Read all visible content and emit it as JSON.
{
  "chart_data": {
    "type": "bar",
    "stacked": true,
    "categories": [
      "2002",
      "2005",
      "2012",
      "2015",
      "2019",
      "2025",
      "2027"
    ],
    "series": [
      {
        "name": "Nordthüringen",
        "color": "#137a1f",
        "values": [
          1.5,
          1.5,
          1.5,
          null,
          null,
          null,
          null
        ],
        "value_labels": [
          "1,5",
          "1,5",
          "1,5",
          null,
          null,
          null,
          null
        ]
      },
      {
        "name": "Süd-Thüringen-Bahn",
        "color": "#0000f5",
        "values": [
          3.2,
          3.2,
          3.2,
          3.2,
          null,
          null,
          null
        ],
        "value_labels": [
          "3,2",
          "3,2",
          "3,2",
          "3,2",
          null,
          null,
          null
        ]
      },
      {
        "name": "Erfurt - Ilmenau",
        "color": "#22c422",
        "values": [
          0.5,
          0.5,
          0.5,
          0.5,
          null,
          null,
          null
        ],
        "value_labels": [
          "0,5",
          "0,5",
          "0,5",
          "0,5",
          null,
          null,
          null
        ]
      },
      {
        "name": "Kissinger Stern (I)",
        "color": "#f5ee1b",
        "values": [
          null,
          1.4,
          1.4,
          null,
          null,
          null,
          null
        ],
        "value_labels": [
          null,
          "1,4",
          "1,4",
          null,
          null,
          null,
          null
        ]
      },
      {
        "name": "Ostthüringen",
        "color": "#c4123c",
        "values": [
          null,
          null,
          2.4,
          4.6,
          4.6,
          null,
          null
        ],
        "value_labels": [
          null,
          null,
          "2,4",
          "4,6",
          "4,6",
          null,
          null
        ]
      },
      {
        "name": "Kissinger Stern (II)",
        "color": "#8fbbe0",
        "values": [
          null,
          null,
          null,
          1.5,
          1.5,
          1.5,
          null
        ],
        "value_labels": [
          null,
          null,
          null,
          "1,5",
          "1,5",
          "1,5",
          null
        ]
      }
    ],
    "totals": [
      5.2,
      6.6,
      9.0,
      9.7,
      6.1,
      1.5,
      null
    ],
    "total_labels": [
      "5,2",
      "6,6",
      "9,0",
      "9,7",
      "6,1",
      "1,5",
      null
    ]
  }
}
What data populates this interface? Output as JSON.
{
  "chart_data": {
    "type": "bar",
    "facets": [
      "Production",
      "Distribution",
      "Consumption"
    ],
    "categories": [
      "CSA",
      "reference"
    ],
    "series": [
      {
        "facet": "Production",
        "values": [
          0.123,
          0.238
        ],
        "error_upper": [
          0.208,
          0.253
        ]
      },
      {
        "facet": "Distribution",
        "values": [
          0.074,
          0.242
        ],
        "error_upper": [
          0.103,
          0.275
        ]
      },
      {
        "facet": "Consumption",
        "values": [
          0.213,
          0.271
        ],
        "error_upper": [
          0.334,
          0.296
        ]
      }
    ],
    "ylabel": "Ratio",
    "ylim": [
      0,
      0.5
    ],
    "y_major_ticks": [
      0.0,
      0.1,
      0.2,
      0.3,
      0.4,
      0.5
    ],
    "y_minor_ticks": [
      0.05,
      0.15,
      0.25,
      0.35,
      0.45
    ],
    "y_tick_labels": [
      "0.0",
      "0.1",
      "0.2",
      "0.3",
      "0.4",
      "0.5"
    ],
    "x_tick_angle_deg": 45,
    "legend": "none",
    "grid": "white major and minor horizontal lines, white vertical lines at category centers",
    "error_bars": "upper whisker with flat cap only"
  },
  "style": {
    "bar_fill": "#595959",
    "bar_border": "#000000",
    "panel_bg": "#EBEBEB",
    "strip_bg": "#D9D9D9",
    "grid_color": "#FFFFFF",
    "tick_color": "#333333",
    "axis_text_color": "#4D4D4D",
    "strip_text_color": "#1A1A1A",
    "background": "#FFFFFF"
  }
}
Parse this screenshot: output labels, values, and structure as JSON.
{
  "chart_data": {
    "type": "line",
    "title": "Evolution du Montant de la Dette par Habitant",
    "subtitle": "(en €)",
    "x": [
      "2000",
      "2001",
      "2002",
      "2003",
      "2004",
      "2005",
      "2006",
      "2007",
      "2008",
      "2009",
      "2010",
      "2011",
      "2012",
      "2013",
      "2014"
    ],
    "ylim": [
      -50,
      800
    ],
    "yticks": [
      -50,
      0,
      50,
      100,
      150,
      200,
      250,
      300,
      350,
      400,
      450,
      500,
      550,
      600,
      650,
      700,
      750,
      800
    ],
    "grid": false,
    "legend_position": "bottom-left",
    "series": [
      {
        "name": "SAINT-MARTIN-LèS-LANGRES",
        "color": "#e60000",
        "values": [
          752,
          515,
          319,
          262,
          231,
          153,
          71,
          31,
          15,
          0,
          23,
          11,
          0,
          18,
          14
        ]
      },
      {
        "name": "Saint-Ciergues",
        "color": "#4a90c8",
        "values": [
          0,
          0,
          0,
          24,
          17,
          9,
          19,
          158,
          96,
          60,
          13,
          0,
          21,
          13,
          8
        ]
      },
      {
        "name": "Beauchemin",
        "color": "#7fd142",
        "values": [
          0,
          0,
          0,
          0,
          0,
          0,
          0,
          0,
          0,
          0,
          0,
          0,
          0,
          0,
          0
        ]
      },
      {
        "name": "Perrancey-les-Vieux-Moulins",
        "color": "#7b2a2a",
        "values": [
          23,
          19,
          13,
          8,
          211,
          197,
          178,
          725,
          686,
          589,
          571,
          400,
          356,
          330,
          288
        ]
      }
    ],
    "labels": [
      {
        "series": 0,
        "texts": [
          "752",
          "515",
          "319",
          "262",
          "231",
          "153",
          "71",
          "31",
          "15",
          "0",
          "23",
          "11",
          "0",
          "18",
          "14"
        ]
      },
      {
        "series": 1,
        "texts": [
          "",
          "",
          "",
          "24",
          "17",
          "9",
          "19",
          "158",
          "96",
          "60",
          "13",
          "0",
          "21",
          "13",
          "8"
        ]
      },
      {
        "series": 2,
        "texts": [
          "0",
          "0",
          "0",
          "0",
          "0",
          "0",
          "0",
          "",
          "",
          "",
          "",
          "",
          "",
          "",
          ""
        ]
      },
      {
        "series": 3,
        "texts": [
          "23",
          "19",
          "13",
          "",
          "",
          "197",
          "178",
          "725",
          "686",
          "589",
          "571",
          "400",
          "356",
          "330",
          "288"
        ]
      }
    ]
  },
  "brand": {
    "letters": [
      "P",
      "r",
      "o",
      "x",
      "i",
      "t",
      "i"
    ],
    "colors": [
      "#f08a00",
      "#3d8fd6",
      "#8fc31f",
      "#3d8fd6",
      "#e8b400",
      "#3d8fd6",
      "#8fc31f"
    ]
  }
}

### Written problem:
Please reproduce all of the entries exactly as they stand.

### Result of the exercise:
Read all visible content and emit it as JSON.
{
  "chart_data": {
    "type": "bar",
    "stacked": true,
    "categories": [
      "2002",
      "2005",
      "2012",
      "2015",
      "2019",
      "2025",
      "2027"
    ],
    "series": [
      {
        "name": "Nordthüringen",
        "color": "#137a1f",
        "values": [
          1.5,
          1.5,
          1.5,
          null,
          null,
          null,
          null
        ],
        "value_labels": [
          "1,5",
          "1,5",
          "1,5",
          null,
          null,
          null,
          null
        ]
      },
      {
        "name": "Süd-Thüringen-Bahn",
        "color": "#0000f5",
        "values": [
          3.2,
          3.2,
          3.2,
          3.2,
          null,
          null,
          null
        ],
        "value_labels": [
          "3,2",
          "3,2",
          "3,2",
          "3,2",
          null,
          null,
          null
        ]
      },
      {
        "name": "Erfurt - Ilmenau",
        "color": "#22c422",
        "values": [
          0.5,
          0.5,
          0.5,
          0.5,
          null,
          null,
          null
        ],
        "value_labels": [
          "0,5",
          "0,5",
          "0,5",
          "0,5",
          null,
          null,
          null
        ]
      },
      {
        "name": "Kissinger Stern (I)",
        "color": "#f5ee1b",
        "values": [
          null,
          1.4,
          1.4,
          null,
          null,
          null,
          null
        ],
        "value_labels": [
          null,
          "1,4",
          "1,4",
          null,
          null,
          null,
          null
        ]
      },
      {
        "name": "Ostthüringen",
        "color": "#c4123c",
        "values": [
          null,
          null,
          2.4,
          4.6,
          4.6,
          null,
          null
        ],
        "value_labels": [
          null,
          null,
          "2,4",
          "4,6",
          "4,6",
          null,
          null
        ]
      },
      {
        "name": "Kissinger Stern (II)",
        "color": "#8fbbe0",
        "values": [
          null,
          null,
          null,
          1.5,
          1.5,
          1.5,
          null
        ],
        "value_labels": [
          null,
          null,
          null,
          "1,5",
          "1,5",
          "1,5",
          null
        ]
      }
    ],
    "totals": [
      5.2,
      6.6,
      9.0,
      9.7,
      6.1,
      1.5,
      null
    ],
    "total_labels": [
      "5,2",
      "6,6",
      "9,0",
      "9,7",
      "6,1",
      "1,5",
      null
    ]
  }
}
What data populates this interface? Output as JSON.
{
  "chart_data": {
    "type": "bar",
    "facets": [
      "Production",
      "Distribution",
      "Consumption"
    ],
    "categories": [
      "CSA",
      "reference"
    ],
    "series": [
      {
        "facet": "Production",
        "values": [
          0.123,
          0.238
        ],
        "error_upper": [
          0.208,
          0.253
        ]
      },
      {
        "facet": "Distribution",
        "values": [
          0.074,
          0.242
        ],
        "error_upper": [
          0.103,
          0.275
        ]
      },
      {
        "facet": "Consumption",
        "values": [
          0.213,
          0.271
        ],
        "error_upper": [
          0.334,
          0.296
        ]
      }
    ],
    "ylabel": "Ratio",
    "ylim": [
      0,
      0.5
    ],
    "y_major_ticks": [
      0.0,
      0.1,
      0.2,
      0.3,
      0.4,
      0.5
    ],
    "y_minor_ticks": [
      0.05,
      0.15,
      0.25,
      0.35,
      0.45
    ],
    "y_tick_labels": [
      "0.0",
      "0.1",
      "0.2",
      "0.3",
      "0.4",
      "0.5"
    ],
    "x_tick_angle_deg": 45,
    "legend": "none",
    "grid": "white major and minor horizontal lines, white vertical lines at category centers",
    "error_bars": "upper whisker with flat cap only"
  },
  "style": {
    "bar_fill": "#595959",
    "bar_border": "#000000",
    "panel_bg": "#EBEBEB",
    "strip_bg": "#D9D9D9",
    "grid_color": "#FFFFFF",
    "tick_color": "#333333",
    "axis_text_color": "#4D4D4D",
    "strip_text_color": "#1A1A1A",
    "background": "#FFFFFF"
  }
}
Parse this screenshot: output labels, values, and structure as JSON.
{
  "chart_data": {
    "type": "line",
    "title": "Evolution du Montant de la Dette par Habitant",
    "subtitle": "(en €)",
    "x": [
      "2000",
      "2001",
      "2002",
      "2003",
      "2004",
      "2005",
      "2006",
      "2007",
      "2008",
      "2009",
      "2010",
      "2011",
      "2012",
      "2013",
      "2014"
    ],
    "ylim": [
      -50,
      800
    ],
    "yticks": [
      -50,
      0,
      50,
      100,
      150,
      200,
      250,
      300,
      350,
      400,
      450,
      500,
      550,
      600,
      650,
      700,
      750,
      800
    ],
    "grid": false,
    "legend_position": "bottom-left",
    "series": [
      {
        "name": "SAINT-MARTIN-LèS-LANGRES",
        "color": "#e60000",
        "values": [
          752,
          515,
          319,
          262,
          231,
          153,
          71,
          31,
          15,
          0,
          23,
          11,
          0,
          18,
          14
        ]
      },
      {
        "name": "Saint-Ciergues",
        "color": "#4a90c8",
        "values": [
          0,
          0,
          0,
          24,
          17,
          9,
          19,
          158,
          96,
          60,
          13,
          0,
          21,
          13,
          8
        ]
      },
      {
        "name": "Beauchemin",
        "color": "#7fd142",
        "values": [
          0,
          0,
          0,
          0,
          0,
          0,
          0,
          0,
          0,
          0,
          0,
          0,
          0,
          0,
          0
        ]
      },
      {
        "name": "Perrancey-les-Vieux-Moulins",
        "color": "#7b2a2a",
        "values": [
          23,
          19,
          13,
          8,
          211,
          197,
          178,
          725,
          686,
          589,
          571,
          400,
          356,
          330,
          288
        ]
      }
    ],
    "labels": [
      {
        "series": 0,
        "texts": [
          "752",
          "515",
          "319",
          "262",
          "231",
          "153",
          "71",
          "31",
          "15",
          "0",
          "23",
          "11",
          "0",
          "18",
          "14"
        ]
      },
      {
        "series": 1,
        "texts": [
          "",
          "",
          "",
          "24",
          "17",
          "9",
          "19",
          "158",
          "96",
          "60",
          "13",
          "0",
          "21",
          "13",
          "8"
        ]
      },
      {
        "series": 2,
        "texts": [
          "0",
          "0",
          "0",
          "0",
          "0",
          "0",
          "0",
          "",
          "",
          "",
          "",
          "",
          "",
          "",
          ""
        ]
      },
      {
        "series": 3,
        "texts": [
          "23",
          "19",
          "13",
          "",
          "",
          "197",
          "178",
          "725",
          "686",
          "589",
          "571",
          "400",
          "356",
          "330",
          "288"
        ]
      }
    ]
  },
  "brand": {
    "letters": [
      "P",
      "r",
      "o",
      "x",
      "i",
      "t",
      "i"
    ],
    "colors": [
      "#f08a00",
      "#3d8fd6",
      "#8fc31f",
      "#3d8fd6",
      "#e8b400",
      "#3d8fd6",
      "#8fc31f"
    ]
  }
}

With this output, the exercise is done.